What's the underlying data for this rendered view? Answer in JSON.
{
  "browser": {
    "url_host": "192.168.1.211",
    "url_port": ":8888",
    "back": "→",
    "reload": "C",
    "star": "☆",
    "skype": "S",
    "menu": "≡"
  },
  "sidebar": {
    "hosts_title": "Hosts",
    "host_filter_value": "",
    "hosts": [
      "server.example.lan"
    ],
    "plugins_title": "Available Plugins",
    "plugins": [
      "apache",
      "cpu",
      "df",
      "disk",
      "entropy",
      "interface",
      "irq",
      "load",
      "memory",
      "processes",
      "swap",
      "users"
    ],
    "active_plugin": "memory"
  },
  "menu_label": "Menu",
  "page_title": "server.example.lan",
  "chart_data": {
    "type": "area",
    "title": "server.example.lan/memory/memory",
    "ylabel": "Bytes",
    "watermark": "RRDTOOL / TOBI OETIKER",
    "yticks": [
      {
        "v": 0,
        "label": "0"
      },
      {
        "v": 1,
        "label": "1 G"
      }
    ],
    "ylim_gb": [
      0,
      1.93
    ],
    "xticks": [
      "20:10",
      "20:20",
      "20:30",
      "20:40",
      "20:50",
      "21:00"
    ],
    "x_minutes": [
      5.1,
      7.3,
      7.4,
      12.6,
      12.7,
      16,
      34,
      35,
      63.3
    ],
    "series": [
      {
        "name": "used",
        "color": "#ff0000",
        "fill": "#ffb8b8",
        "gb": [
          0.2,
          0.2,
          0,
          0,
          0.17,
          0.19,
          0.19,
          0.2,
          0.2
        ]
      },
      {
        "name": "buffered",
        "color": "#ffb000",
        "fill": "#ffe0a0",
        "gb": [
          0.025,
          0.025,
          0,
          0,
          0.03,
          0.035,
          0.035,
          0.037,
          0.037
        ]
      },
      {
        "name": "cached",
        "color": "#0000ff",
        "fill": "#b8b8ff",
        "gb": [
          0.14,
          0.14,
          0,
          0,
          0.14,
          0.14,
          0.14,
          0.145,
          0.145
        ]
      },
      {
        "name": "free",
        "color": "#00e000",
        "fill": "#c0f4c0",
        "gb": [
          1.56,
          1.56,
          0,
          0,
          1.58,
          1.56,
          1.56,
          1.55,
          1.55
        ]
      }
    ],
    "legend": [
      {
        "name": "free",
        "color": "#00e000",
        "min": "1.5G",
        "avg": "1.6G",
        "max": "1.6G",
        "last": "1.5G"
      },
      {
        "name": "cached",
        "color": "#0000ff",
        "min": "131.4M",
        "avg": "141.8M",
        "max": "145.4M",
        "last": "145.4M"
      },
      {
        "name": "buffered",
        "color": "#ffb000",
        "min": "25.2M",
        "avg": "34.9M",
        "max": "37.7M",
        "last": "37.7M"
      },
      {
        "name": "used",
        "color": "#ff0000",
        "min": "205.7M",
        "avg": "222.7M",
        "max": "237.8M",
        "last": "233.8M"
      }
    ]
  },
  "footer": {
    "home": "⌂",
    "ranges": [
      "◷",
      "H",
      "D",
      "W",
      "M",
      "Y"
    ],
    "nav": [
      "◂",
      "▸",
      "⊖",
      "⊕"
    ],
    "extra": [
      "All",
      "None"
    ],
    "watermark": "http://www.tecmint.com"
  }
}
________
Problem to solve:
Extract every entry in the listing word for word.

Exercise output:
What's the underlying data for this rendered view? Answer in JSON.
{
  "browser": {
    "url_host": "192.168.1.211",
    "url_port": ":8888",
    "back": "→",
    "reload": "C",
    "star": "☆",
    "skype": "S",
    "menu": "≡"
  },
  "sidebar": {
    "hosts_title": "Hosts",
    "host_filter_value": "",
    "hosts": [
      "server.example.lan"
    ],
    "plugins_title": "Available Plugins",
    "plugins": [
      "apache",
      "cpu",
      "df",
      "disk",
      "entropy",
      "interface",
      "irq",
      "load",
      "memory",
      "processes",
      "swap",
      "users"
    ],
    "active_plugin": "memory"
  },
  "menu_label": "Menu",
  "page_title": "server.example.lan",
  "chart_data": {
    "type": "area",
    "title": "server.example.lan/memory/memory",
    "ylabel": "Bytes",
    "watermark": "RRDTOOL / TOBI OETIKER",
    "yticks": [
      {
        "v": 0,
        "label": "0"
      },
      {
        "v": 1,
        "label": "1 G"
      }
    ],
    "ylim_gb": [
      0,
      1.93
    ],
    "xticks": [
      "20:10",
      "20:20",
      "20:30",
      "20:40",
      "20:50",
      "21:00"
    ],
    "x_minutes": [
      5.1,
      7.3,
      7.4,
      12.6,
      12.7,
      16,
      34,
      35,
      63.3
    ],
    "series": [
      {
        "name": "used",
        "color": "#ff0000",
        "fill": "#ffb8b8",
        "gb": [
          0.2,
          0.2,
          0,
          0,
          0.17,
          0.19,
          0.19,
          0.2,
          0.2
        ]
      },
      {
        "name": "buffered",
        "color": "#ffb000",
        "fill": "#ffe0a0",
        "gb": [
          0.025,
          0.025,
          0,
          0,
          0.03,
          0.035,
          0.035,
          0.037,
          0.037
        ]
      },
      {
        "name": "cached",
        "color": "#0000ff",
        "fill": "#b8b8ff",
        "gb": [
          0.14,
          0.14,
          0,
          0,
          0.14,
          0.14,
          0.14,
          0.145,
          0.145
        ]
      },
      {
        "name": "free",
        "color": "#00e000",
        "fill": "#c0f4c0",
        "gb": [
          1.56,
          1.56,
          0,
          0,
          1.58,
          1.56,
          1.56,
          1.55,
          1.55
        ]
      }
    ],
    "legend": [
      {
        "name": "free",
        "color": "#00e000",
        "min": "1.5G",
        "avg": "1.6G",
        "max": "1.6G",
        "last": "1.5G"
      },
      {
        "name": "cached",
        "color": "#0000ff",
        "min": "131.4M",
        "avg": "141.8M",
        "max": "145.4M",
        "last": "145.4M"
      },
      {
        "name": "buffered",
        "color": "#ffb000",
        "min": "25.2M",
        "avg": "34.9M",
        "max": "37.7M",
        "last": "37.7M"
      },
      {
        "name": "used",
        "color": "#ff0000",
        "min": "205.7M",
        "avg": "222.7M",
        "max": "237.8M",
        "last": "233.8M"
      }
    ]
  },
  "footer": {
    "home": "⌂",
    "ranges": [
      "◷",
      "H",
      "D",
      "W",
      "M",
      "Y"
    ],
    "nav": [
      "◂",
      "▸",
      "⊖",
      "⊕"
    ],
    "extra": [
      "All",
      "None"
    ],
    "watermark": "http://www.tecmint.com"
  }
}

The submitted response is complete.